Supplied material
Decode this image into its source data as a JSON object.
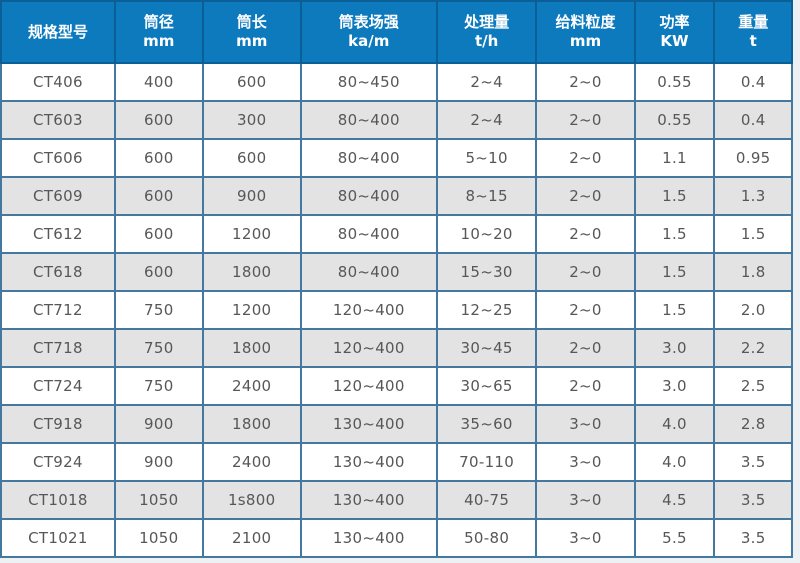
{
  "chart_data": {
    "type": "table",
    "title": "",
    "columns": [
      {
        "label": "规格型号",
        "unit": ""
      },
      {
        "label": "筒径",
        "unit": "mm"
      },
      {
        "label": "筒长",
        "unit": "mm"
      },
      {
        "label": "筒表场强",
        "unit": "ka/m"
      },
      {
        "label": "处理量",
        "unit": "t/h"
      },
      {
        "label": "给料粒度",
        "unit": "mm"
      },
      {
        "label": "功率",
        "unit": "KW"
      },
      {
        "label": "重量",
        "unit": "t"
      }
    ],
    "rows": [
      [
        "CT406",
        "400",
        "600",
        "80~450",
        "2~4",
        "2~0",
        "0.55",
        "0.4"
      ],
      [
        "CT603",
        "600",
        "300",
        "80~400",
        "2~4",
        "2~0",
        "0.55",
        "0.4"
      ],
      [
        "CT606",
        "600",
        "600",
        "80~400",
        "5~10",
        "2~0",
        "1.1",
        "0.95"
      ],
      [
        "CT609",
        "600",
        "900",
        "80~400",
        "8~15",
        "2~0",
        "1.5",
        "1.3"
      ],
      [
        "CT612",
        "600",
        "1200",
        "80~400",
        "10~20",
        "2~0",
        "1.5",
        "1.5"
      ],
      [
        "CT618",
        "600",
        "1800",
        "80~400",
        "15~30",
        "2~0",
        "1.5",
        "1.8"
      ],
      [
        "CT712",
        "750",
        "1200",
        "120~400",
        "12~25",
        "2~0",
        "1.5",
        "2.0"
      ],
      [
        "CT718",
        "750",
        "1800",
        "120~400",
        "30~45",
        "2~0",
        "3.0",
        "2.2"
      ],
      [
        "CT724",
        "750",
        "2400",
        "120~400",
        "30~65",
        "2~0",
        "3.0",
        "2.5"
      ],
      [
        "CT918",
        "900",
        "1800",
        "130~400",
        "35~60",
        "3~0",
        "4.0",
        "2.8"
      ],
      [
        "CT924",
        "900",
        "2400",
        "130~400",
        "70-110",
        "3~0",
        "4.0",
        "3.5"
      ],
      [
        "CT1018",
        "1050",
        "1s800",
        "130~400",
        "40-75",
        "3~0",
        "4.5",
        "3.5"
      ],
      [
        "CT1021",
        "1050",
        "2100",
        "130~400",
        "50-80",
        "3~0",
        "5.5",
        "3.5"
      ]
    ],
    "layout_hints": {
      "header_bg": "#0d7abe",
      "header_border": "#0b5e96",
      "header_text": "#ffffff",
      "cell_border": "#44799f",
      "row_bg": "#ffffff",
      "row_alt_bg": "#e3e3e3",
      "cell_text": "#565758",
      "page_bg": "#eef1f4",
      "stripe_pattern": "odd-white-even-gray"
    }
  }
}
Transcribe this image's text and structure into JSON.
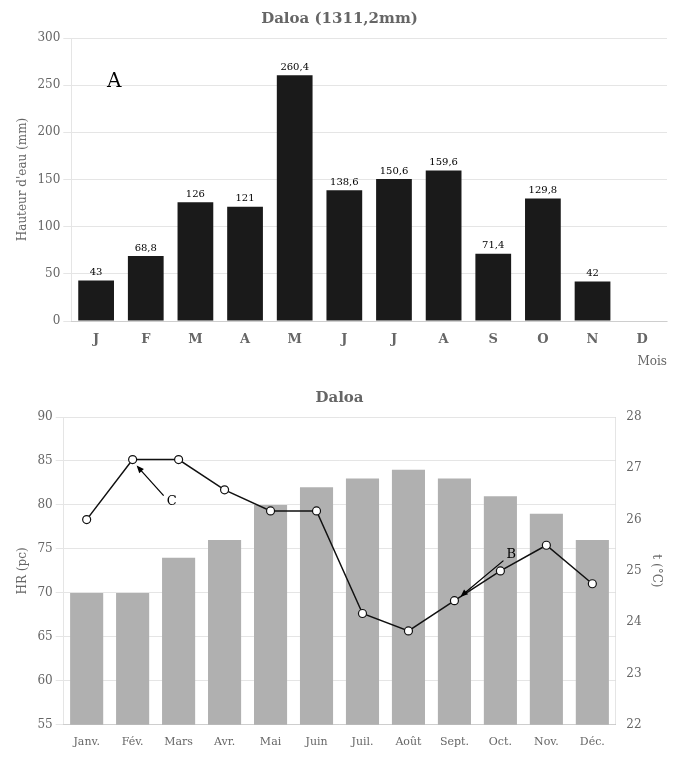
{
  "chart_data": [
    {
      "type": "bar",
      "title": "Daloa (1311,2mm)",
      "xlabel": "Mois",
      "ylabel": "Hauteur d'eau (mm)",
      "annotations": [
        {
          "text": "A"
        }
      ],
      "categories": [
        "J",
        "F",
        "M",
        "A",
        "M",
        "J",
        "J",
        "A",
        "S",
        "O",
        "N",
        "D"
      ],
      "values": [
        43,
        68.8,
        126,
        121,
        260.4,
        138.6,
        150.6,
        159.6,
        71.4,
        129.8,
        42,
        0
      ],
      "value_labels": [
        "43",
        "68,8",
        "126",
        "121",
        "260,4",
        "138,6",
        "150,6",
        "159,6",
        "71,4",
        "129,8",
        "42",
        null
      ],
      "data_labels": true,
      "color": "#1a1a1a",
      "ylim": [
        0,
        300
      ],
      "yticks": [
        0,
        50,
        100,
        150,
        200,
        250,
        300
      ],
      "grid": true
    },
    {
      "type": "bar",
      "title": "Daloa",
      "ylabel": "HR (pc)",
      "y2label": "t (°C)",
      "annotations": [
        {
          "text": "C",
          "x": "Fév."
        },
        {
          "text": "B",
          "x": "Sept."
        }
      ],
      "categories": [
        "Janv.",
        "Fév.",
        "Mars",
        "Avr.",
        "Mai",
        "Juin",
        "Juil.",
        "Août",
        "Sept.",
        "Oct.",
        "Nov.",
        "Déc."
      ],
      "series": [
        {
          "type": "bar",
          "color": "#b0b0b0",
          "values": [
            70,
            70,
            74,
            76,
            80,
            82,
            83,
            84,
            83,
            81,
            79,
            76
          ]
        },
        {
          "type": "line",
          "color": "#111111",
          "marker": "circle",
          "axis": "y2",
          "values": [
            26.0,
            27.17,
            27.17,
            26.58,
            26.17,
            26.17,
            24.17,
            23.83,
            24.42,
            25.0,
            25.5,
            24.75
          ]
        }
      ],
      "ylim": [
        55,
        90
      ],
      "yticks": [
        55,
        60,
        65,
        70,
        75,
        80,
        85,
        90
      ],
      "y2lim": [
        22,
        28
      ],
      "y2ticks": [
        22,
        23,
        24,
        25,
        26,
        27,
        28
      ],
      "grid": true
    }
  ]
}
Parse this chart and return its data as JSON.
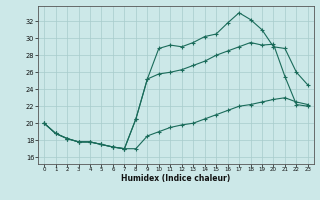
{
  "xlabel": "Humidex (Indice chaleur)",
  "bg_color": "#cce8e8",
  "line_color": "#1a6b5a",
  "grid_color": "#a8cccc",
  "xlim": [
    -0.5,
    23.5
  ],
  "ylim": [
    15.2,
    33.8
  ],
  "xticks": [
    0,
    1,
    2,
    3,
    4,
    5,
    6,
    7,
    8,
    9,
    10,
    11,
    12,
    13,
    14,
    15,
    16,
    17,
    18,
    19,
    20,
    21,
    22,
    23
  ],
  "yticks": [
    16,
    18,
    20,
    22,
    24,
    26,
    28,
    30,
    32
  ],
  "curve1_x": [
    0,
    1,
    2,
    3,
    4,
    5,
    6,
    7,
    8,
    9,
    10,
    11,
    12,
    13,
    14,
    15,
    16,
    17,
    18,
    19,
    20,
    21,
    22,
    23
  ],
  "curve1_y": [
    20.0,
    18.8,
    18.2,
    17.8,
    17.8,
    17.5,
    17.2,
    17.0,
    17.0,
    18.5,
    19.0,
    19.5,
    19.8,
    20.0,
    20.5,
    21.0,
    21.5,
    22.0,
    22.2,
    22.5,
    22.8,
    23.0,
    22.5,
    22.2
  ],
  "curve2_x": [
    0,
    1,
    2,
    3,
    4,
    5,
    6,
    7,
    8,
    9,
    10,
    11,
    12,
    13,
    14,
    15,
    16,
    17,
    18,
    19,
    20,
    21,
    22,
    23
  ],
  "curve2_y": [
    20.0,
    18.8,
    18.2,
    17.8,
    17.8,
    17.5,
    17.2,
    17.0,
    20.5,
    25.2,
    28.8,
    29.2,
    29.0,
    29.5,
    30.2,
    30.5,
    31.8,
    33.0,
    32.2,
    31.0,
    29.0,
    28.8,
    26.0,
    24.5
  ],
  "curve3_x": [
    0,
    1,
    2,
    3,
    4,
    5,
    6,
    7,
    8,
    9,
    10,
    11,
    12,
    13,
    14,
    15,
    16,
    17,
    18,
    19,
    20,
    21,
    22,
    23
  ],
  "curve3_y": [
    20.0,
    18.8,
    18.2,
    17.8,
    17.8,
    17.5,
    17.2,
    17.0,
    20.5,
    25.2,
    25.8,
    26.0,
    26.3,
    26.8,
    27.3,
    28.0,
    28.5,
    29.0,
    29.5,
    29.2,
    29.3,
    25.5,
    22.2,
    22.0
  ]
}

Set task
Each record above is to be restated exactly, with its pictures removed from the copy.

Written solution
Decode this image into its source data as a JSON object.
{
  "chart_data": {
    "type": "table",
    "title": "",
    "columns": [
      {
        "label": "规格型号",
        "unit": ""
      },
      {
        "label": "筒径",
        "unit": "mm"
      },
      {
        "label": "筒长",
        "unit": "mm"
      },
      {
        "label": "筒表场强",
        "unit": "ka/m"
      },
      {
        "label": "处理量",
        "unit": "t/h"
      },
      {
        "label": "给料粒度",
        "unit": "mm"
      },
      {
        "label": "功率",
        "unit": "KW"
      },
      {
        "label": "重量",
        "unit": "t"
      }
    ],
    "rows": [
      [
        "CT406",
        "400",
        "600",
        "80~450",
        "2~4",
        "2~0",
        "0.55",
        "0.4"
      ],
      [
        "CT603",
        "600",
        "300",
        "80~400",
        "2~4",
        "2~0",
        "0.55",
        "0.4"
      ],
      [
        "CT606",
        "600",
        "600",
        "80~400",
        "5~10",
        "2~0",
        "1.1",
        "0.95"
      ],
      [
        "CT609",
        "600",
        "900",
        "80~400",
        "8~15",
        "2~0",
        "1.5",
        "1.3"
      ],
      [
        "CT612",
        "600",
        "1200",
        "80~400",
        "10~20",
        "2~0",
        "1.5",
        "1.5"
      ],
      [
        "CT618",
        "600",
        "1800",
        "80~400",
        "15~30",
        "2~0",
        "1.5",
        "1.8"
      ],
      [
        "CT712",
        "750",
        "1200",
        "120~400",
        "12~25",
        "2~0",
        "1.5",
        "2.0"
      ],
      [
        "CT718",
        "750",
        "1800",
        "120~400",
        "30~45",
        "2~0",
        "3.0",
        "2.2"
      ],
      [
        "CT724",
        "750",
        "2400",
        "120~400",
        "30~65",
        "2~0",
        "3.0",
        "2.5"
      ],
      [
        "CT918",
        "900",
        "1800",
        "130~400",
        "35~60",
        "3~0",
        "4.0",
        "2.8"
      ],
      [
        "CT924",
        "900",
        "2400",
        "130~400",
        "70-110",
        "3~0",
        "4.0",
        "3.5"
      ],
      [
        "CT1018",
        "1050",
        "1s800",
        "130~400",
        "40-75",
        "3~0",
        "4.5",
        "3.5"
      ],
      [
        "CT1021",
        "1050",
        "2100",
        "130~400",
        "50-80",
        "3~0",
        "5.5",
        "3.5"
      ]
    ],
    "layout_hints": {
      "header_bg": "#0d7abe",
      "header_border": "#0b5e96",
      "header_text": "#ffffff",
      "cell_border": "#44799f",
      "row_bg": "#ffffff",
      "row_alt_bg": "#e3e3e3",
      "cell_text": "#565758",
      "page_bg": "#eef1f4",
      "stripe_pattern": "odd-white-even-gray"
    }
  }
}
Transcribe this image's text and structure into JSON.
{
  "chart_data": [
    {
      "type": "bar",
      "title": "Daloa (1311,2mm)",
      "xlabel": "Mois",
      "ylabel": "Hauteur d'eau (mm)",
      "annotations": [
        {
          "text": "A"
        }
      ],
      "categories": [
        "J",
        "F",
        "M",
        "A",
        "M",
        "J",
        "J",
        "A",
        "S",
        "O",
        "N",
        "D"
      ],
      "values": [
        43,
        68.8,
        126,
        121,
        260.4,
        138.6,
        150.6,
        159.6,
        71.4,
        129.8,
        42,
        0
      ],
      "value_labels": [
        "43",
        "68,8",
        "126",
        "121",
        "260,4",
        "138,6",
        "150,6",
        "159,6",
        "71,4",
        "129,8",
        "42",
        null
      ],
      "data_labels": true,
      "color": "#1a1a1a",
      "ylim": [
        0,
        300
      ],
      "yticks": [
        0,
        50,
        100,
        150,
        200,
        250,
        300
      ],
      "grid": true
    },
    {
      "type": "bar",
      "title": "Daloa",
      "ylabel": "HR (pc)",
      "y2label": "t (°C)",
      "annotations": [
        {
          "text": "C",
          "x": "Fév."
        },
        {
          "text": "B",
          "x": "Sept."
        }
      ],
      "categories": [
        "Janv.",
        "Fév.",
        "Mars",
        "Avr.",
        "Mai",
        "Juin",
        "Juil.",
        "Août",
        "Sept.",
        "Oct.",
        "Nov.",
        "Déc."
      ],
      "series": [
        {
          "type": "bar",
          "color": "#b0b0b0",
          "values": [
            70,
            70,
            74,
            76,
            80,
            82,
            83,
            84,
            83,
            81,
            79,
            76
          ]
        },
        {
          "type": "line",
          "color": "#111111",
          "marker": "circle",
          "axis": "y2",
          "values": [
            26.0,
            27.17,
            27.17,
            26.58,
            26.17,
            26.17,
            24.17,
            23.83,
            24.42,
            25.0,
            25.5,
            24.75
          ]
        }
      ],
      "ylim": [
        55,
        90
      ],
      "yticks": [
        55,
        60,
        65,
        70,
        75,
        80,
        85,
        90
      ],
      "y2lim": [
        22,
        28
      ],
      "y2ticks": [
        22,
        23,
        24,
        25,
        26,
        27,
        28
      ],
      "grid": true
    }
  ]
}
Parse this chart and return its data as JSON.
{
  "xlabel": "Humidex (Indice chaleur)",
  "bg_color": "#cce8e8",
  "line_color": "#1a6b5a",
  "grid_color": "#a8cccc",
  "xlim": [
    -0.5,
    23.5
  ],
  "ylim": [
    15.2,
    33.8
  ],
  "xticks": [
    0,
    1,
    2,
    3,
    4,
    5,
    6,
    7,
    8,
    9,
    10,
    11,
    12,
    13,
    14,
    15,
    16,
    17,
    18,
    19,
    20,
    21,
    22,
    23
  ],
  "yticks": [
    16,
    18,
    20,
    22,
    24,
    26,
    28,
    30,
    32
  ],
  "curve1_x": [
    0,
    1,
    2,
    3,
    4,
    5,
    6,
    7,
    8,
    9,
    10,
    11,
    12,
    13,
    14,
    15,
    16,
    17,
    18,
    19,
    20,
    21,
    22,
    23
  ],
  "curve1_y": [
    20.0,
    18.8,
    18.2,
    17.8,
    17.8,
    17.5,
    17.2,
    17.0,
    17.0,
    18.5,
    19.0,
    19.5,
    19.8,
    20.0,
    20.5,
    21.0,
    21.5,
    22.0,
    22.2,
    22.5,
    22.8,
    23.0,
    22.5,
    22.2
  ],
  "curve2_x": [
    0,
    1,
    2,
    3,
    4,
    5,
    6,
    7,
    8,
    9,
    10,
    11,
    12,
    13,
    14,
    15,
    16,
    17,
    18,
    19,
    20,
    21,
    22,
    23
  ],
  "curve2_y": [
    20.0,
    18.8,
    18.2,
    17.8,
    17.8,
    17.5,
    17.2,
    17.0,
    20.5,
    25.2,
    28.8,
    29.2,
    29.0,
    29.5,
    30.2,
    30.5,
    31.8,
    33.0,
    32.2,
    31.0,
    29.0,
    28.8,
    26.0,
    24.5
  ],
  "curve3_x": [
    0,
    1,
    2,
    3,
    4,
    5,
    6,
    7,
    8,
    9,
    10,
    11,
    12,
    13,
    14,
    15,
    16,
    17,
    18,
    19,
    20,
    21,
    22,
    23
  ],
  "curve3_y": [
    20.0,
    18.8,
    18.2,
    17.8,
    17.8,
    17.5,
    17.2,
    17.0,
    20.5,
    25.2,
    25.8,
    26.0,
    26.3,
    26.8,
    27.3,
    28.0,
    28.5,
    29.0,
    29.5,
    29.2,
    29.3,
    25.5,
    22.2,
    22.0
  ]
}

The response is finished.